(WHAT THE TASK REQUIRES) Copy out every line that contains "data".

(RECORDS SHOWN)

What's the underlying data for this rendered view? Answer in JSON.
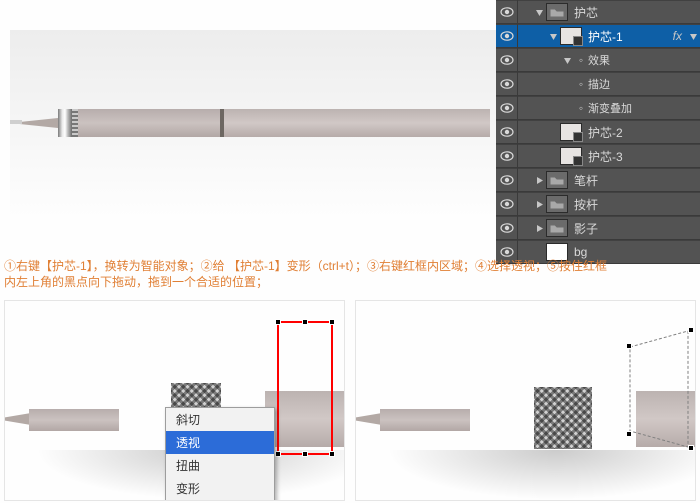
{
  "layers_panel": {
    "group_root": "护芯",
    "rows": [
      {
        "id": "root",
        "name": "护芯",
        "depth": 1,
        "thumb": "folder-open",
        "twist": "down"
      },
      {
        "id": "hx1",
        "name": "护芯-1",
        "depth": 2,
        "thumb": "smart",
        "selected": true,
        "fx": "fx",
        "twist": "down"
      },
      {
        "id": "eff",
        "name": "效果",
        "depth": 3,
        "thumb": null,
        "twist": "down",
        "bullet": true
      },
      {
        "id": "stroke",
        "name": "描边",
        "depth": 3,
        "thumb": null,
        "bullet": true
      },
      {
        "id": "grad",
        "name": "渐变叠加",
        "depth": 3,
        "thumb": null,
        "bullet": true
      },
      {
        "id": "hx2",
        "name": "护芯-2",
        "depth": 2,
        "thumb": "smart"
      },
      {
        "id": "hx3",
        "name": "护芯-3",
        "depth": 2,
        "thumb": "smart"
      },
      {
        "id": "bigan",
        "name": "笔杆",
        "depth": 1,
        "thumb": "folder",
        "twist": "right"
      },
      {
        "id": "yagan",
        "name": "按杆",
        "depth": 1,
        "thumb": "folder",
        "twist": "right"
      },
      {
        "id": "yingzi",
        "name": "影子",
        "depth": 1,
        "thumb": "folder",
        "twist": "right"
      },
      {
        "id": "bg",
        "name": "bg",
        "depth": 1,
        "thumb": "white"
      }
    ]
  },
  "instructions": {
    "line1": "①右键【护芯-1】，换转为智能对象；②给 【护芯-1】变形（ctrl+t）；③右键红框内区域；④选择透视；⑤按住红框",
    "line2": "内左上角的黑点向下拖动，拖到一个合适的位置；"
  },
  "context_menu": {
    "items": [
      {
        "label": "斜切"
      },
      {
        "label": "透视",
        "selected": true
      },
      {
        "label": "扭曲"
      },
      {
        "label": "变形"
      }
    ]
  }
}
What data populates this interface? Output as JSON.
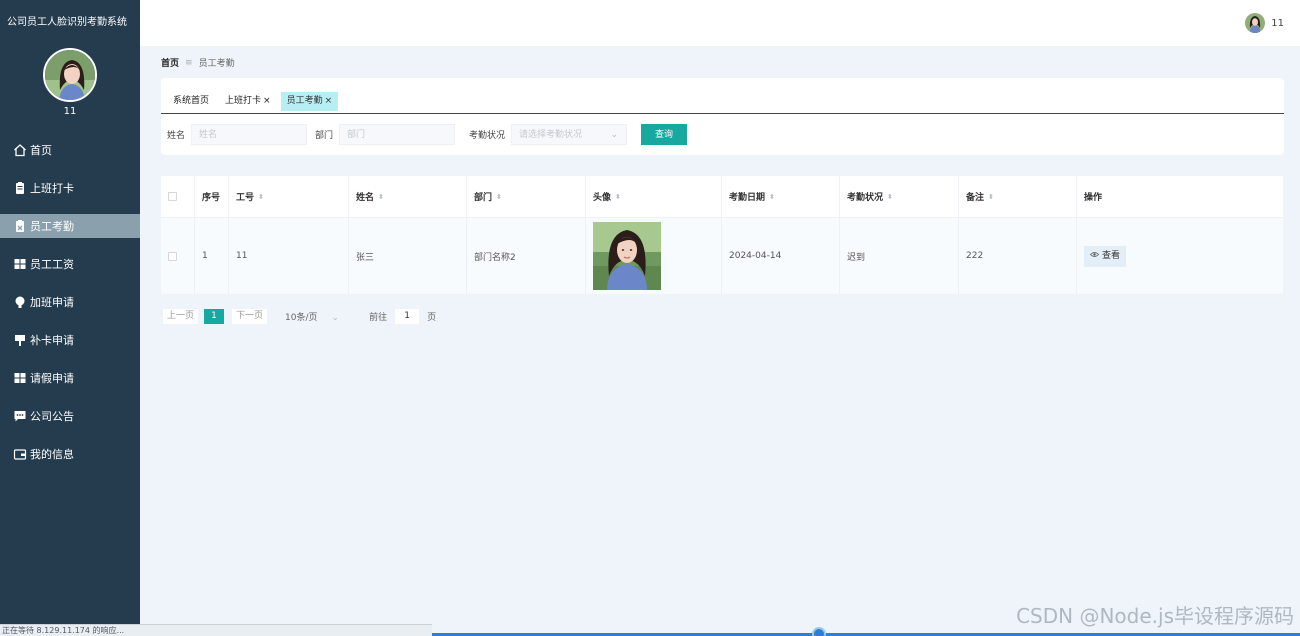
{
  "app": {
    "title": "公司员工人脸识别考勤系统",
    "username": "11"
  },
  "sidebar": {
    "items": [
      {
        "label": "首页",
        "icon": "home-icon"
      },
      {
        "label": "上班打卡",
        "icon": "clipboard-icon"
      },
      {
        "label": "员工考勤",
        "icon": "clipboard-check-icon",
        "active": true
      },
      {
        "label": "员工工资",
        "icon": "grid-icon"
      },
      {
        "label": "加班申请",
        "icon": "bulb-icon"
      },
      {
        "label": "补卡申请",
        "icon": "brush-icon"
      },
      {
        "label": "请假申请",
        "icon": "grid-icon"
      },
      {
        "label": "公司公告",
        "icon": "chat-icon"
      },
      {
        "label": "我的信息",
        "icon": "wallet-icon"
      }
    ]
  },
  "header": {
    "username": "11"
  },
  "breadcrumb": {
    "home": "首页",
    "separator": "≡",
    "current": "员工考勤"
  },
  "tabs": [
    {
      "label": "系统首页",
      "closable": false
    },
    {
      "label": "上班打卡",
      "closable": true
    },
    {
      "label": "员工考勤",
      "closable": true,
      "active": true
    }
  ],
  "filters": {
    "name_label": "姓名",
    "name_placeholder": "姓名",
    "dept_label": "部门",
    "dept_placeholder": "部门",
    "status_label": "考勤状况",
    "status_placeholder": "请选择考勤状况",
    "query_button": "查询"
  },
  "table": {
    "columns": [
      "序号",
      "工号",
      "姓名",
      "部门",
      "头像",
      "考勤日期",
      "考勤状况",
      "备注",
      "操作"
    ],
    "rows": [
      {
        "index": "1",
        "emp_no": "11",
        "name": "张三",
        "dept": "部门名称2",
        "date": "2024-04-14",
        "status": "迟到",
        "remark": "222",
        "action": "查看"
      }
    ]
  },
  "pagination": {
    "prev": "上一页",
    "current": "1",
    "next": "下一页",
    "page_size": "10条/页",
    "goto": "前往",
    "goto_value": "1",
    "page_unit": "页"
  },
  "status_bar": "正在等待 8.129.11.174 的响应...",
  "watermark": "CSDN @Node.js毕设程序源码",
  "colors": {
    "sidebar": "#253c4f",
    "accent": "#17a8a0",
    "active_menu": "#8aa0ad",
    "tab_active": "#b7eef3"
  }
}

(RIGHT ANSWER)
What's the underlying data for this rendered view? Answer in JSON.
What data populates this interface? Output as JSON.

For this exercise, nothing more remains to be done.